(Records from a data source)
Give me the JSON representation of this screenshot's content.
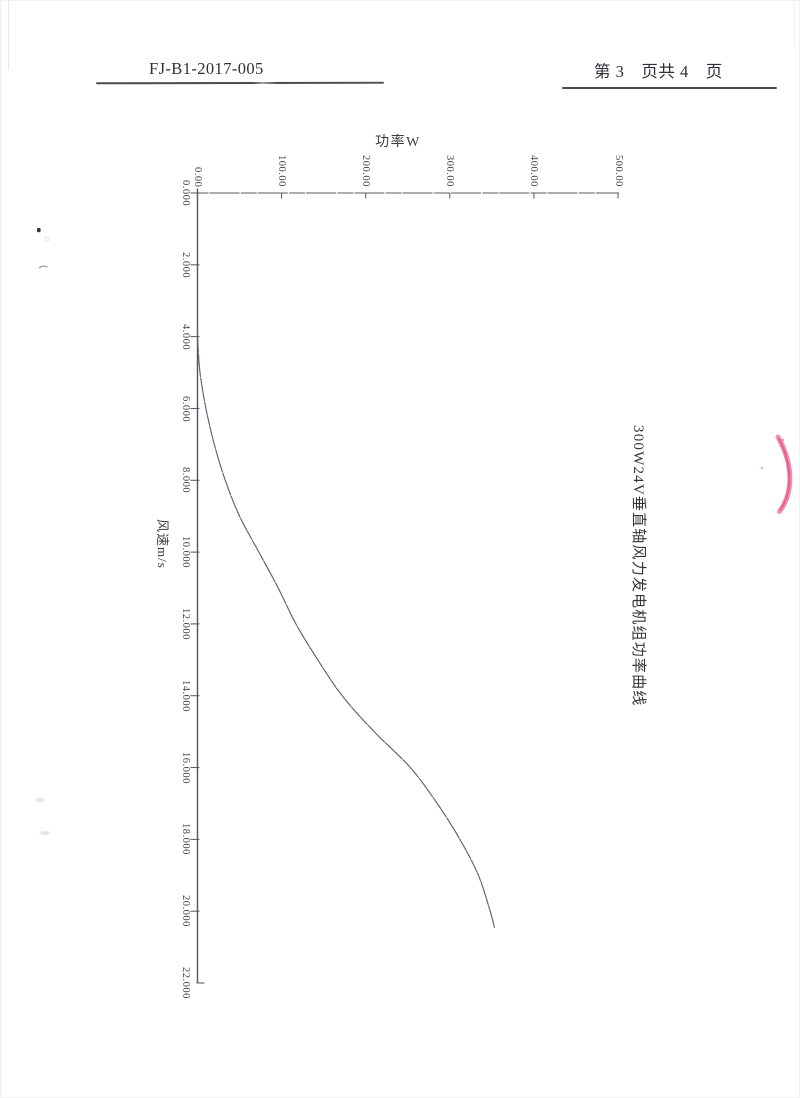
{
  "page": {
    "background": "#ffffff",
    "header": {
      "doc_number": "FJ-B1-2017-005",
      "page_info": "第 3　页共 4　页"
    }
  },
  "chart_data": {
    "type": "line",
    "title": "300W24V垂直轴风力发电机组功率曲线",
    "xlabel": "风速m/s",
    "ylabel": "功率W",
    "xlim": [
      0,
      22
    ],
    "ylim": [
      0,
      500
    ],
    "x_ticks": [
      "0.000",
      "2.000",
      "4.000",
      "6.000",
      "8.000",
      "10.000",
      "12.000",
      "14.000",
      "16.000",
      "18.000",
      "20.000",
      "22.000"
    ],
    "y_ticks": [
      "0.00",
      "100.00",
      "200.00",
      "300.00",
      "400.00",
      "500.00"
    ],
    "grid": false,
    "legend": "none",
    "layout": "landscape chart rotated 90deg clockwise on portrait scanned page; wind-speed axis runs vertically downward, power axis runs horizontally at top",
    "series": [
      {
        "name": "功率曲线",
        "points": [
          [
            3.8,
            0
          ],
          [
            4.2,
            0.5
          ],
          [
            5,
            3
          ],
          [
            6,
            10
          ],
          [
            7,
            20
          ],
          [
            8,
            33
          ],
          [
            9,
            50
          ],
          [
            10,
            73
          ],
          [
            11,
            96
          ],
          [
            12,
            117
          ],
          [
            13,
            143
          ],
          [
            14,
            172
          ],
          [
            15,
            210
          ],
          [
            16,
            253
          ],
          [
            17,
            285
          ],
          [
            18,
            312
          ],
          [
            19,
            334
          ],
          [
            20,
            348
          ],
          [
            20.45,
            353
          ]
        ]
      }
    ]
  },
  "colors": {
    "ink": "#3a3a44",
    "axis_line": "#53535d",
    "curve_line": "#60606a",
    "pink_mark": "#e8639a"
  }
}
--
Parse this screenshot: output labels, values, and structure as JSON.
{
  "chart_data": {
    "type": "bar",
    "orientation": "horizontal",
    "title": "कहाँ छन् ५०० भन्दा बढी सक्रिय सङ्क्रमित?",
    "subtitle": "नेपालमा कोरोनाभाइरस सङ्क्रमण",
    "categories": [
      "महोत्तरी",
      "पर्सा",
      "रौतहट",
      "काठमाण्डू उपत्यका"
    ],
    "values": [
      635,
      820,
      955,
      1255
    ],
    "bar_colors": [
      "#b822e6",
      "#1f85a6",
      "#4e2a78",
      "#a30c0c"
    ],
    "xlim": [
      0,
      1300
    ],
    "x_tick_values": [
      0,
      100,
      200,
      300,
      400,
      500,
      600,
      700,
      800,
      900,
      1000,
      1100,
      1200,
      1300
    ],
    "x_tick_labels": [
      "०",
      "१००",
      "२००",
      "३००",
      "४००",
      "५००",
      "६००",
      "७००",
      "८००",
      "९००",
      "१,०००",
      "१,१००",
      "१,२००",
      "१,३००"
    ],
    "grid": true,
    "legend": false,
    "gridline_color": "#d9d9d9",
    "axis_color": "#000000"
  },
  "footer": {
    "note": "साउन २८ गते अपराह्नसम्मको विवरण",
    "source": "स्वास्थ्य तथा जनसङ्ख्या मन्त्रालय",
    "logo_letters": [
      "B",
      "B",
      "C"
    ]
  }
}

GIVEN TASK. Among the entries above, how many lines hold the string "screenshot"? Respond with nothing but the number.

TASK OUTPUT. 2